------ Selected excerpt ------
Hi there I am trying to make an sublime text snippet and i would like to convert an camelCase word to snake_case. I do know there are plugins that allow you to convert string to snake_case but i want to do it through sublime text snippets.
I have a snippet like below.
<snippet>
<content><![CDATA[
/**
* ${TM_FILEPATH/^.+\/(\w+)\.php$/${1}/} belongs to many (many-to-many) ${1/^((.+)ies)|(.+[^s])s$/\u(?1$2y:$3)/}.
*
* @return \Illuminate\Database\Eloquent\Relations\BelongsToMany
*/
public function $1()
{
return \$this->belongsToMany('App\\${1/^((.+)ies)|(.+[^s])s$/\u(?1$2y:$3)/}', '${TM_FILEPATH/^.+\/(\w+)\.php$/\l${1}/}_$1', '${TM_FILEPATH/^.+\/(\w+)\.php$/\l${1}/}_id', '${1/^((.+)ies)|(.+[^s])s$/\l(?1$2y:$3)/}_id');
}
]]></content>
<!-- Optional: Set a tabTrigger to define how to trigger the snippet -->
<tabTrigger>btm</tabTrigger>
<!-- Optional: Set a scope to limit where the snippet will trigger -->
<scope>source.php</scope>
<description>Eloquent belongsToMany() (pivot) relation</description>
</snippet>
And as an output it gives me.
/**
* UserMessages belongs to many (many-to-many) Role.
*
* @return \Illuminate\Database\Eloquent\Relations\BelongsToMany
*/
public function roles()
{
return $this->belongsToMany('App\Role', 'userMessages_roles', 'userMessages_id', 'role_id');
}
What i want to end up is the userMessages to be user_messages. Any idea how to accomplish that.
Many thanks.
An example of a snippet that does something like this is the following, based on your example but shortened up for clarity (also I changed the scope to embedding.php
so it would trigger with the syntax that I use for PHP). You should be able to adapt this to your needs in your larger snippet example.
------
**What you will do**
A: For each statement, (i) through (iii), answer yes or no according to the Sublime Text snippet question, and quote the words from it that decide the answer.
(i) The output shown names the generated method roles.
(ii) The asker plans to use a plugin to convert the string to snake_case.
(iii) The reply changed the snippet's scope to embedding.php.
B: Pick up the Sublime Text snippet question after its last sentence and keep writing it.
------ Recorded data ------
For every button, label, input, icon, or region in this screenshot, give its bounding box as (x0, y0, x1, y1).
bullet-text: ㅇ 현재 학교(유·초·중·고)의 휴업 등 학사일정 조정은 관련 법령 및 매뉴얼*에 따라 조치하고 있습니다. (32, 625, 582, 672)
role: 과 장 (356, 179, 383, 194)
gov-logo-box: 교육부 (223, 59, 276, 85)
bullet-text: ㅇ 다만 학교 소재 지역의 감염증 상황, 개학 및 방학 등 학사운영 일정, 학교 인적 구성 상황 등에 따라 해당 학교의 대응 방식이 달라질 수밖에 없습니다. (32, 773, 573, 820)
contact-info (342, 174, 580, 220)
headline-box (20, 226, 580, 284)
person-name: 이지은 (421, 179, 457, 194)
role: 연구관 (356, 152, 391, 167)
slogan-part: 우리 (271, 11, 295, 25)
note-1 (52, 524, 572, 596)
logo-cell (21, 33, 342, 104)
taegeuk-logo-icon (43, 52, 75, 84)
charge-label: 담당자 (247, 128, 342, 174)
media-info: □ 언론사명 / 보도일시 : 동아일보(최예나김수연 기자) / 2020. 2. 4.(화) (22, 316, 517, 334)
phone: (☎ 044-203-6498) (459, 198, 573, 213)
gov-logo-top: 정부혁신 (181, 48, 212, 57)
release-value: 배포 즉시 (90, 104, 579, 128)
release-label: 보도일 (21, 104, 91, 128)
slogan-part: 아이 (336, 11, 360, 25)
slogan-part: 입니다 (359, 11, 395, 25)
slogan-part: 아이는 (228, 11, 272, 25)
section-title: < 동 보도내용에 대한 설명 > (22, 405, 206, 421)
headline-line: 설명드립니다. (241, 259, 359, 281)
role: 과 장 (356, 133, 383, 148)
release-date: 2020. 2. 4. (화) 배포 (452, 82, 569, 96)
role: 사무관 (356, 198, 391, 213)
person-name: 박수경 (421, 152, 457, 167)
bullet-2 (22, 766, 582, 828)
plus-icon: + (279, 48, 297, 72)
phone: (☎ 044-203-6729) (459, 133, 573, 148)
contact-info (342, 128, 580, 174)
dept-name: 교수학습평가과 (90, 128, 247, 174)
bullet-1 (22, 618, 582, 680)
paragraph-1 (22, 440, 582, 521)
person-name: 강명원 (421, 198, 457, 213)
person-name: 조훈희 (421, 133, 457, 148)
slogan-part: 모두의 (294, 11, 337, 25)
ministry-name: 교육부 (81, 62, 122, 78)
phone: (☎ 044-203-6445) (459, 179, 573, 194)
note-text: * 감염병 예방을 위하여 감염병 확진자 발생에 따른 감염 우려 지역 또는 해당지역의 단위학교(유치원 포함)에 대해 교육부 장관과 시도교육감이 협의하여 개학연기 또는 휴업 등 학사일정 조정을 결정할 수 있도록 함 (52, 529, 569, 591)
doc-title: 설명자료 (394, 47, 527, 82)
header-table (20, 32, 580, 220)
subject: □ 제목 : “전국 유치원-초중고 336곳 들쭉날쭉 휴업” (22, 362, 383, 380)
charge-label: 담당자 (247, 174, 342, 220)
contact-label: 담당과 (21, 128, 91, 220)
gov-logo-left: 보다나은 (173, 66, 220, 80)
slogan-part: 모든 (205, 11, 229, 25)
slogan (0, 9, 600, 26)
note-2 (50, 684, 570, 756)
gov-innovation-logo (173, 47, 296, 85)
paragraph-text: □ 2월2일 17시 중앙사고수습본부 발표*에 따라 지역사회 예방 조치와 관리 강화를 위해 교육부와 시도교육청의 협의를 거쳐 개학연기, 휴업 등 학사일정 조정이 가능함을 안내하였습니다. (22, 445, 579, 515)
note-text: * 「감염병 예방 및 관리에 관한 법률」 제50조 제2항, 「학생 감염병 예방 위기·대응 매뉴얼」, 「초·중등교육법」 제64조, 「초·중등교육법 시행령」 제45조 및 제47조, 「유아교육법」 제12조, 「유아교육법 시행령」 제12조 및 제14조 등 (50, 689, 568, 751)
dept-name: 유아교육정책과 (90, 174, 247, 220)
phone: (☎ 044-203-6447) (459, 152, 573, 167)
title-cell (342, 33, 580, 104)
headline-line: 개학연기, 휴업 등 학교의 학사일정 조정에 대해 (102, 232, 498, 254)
------
**Numbered answers**
A:
(i) Yes: "public function roles()"
(ii) No: "i want to do it through sublime text snippets."
(iii) Yes: "I changed the scope to embedding.php"

B:
<snippet>
<content><![CDATA[
// ${1/^([A-Z])|(?:([A-Z]))/(?1\l$1:)(?2_\l$2:)/g}
public function ${1}()
{
$0
}
]]></content>
<tabTrigger>btm</tabTrigger>
<scope>embedding.php</scope>
<description>Eloquent belongsToMany() (pivot) relation</description>
</snippet>
The basis of this can be seen in the snippets page in the unofficial documentation. The expansion of a variable in a snippet takes the form ${variable/regex/format_string/options}
. The regex uses the boost library regular expressions and format strings.
Boost supports conditional replacement in the form of (?Ntrue:false)
, where for capture group N
the replacement text is true
if the match captured something or false
if it did not.
Here we use an alternation in the regular expression to have two capture groups, so that we can supply two different replacements depending on which of the items matches. The first capture group captures a leading uppercase character and just transforms it to lower case, while the second one (not anchored to the start of the line) does the same and also precedes the match with an underscore.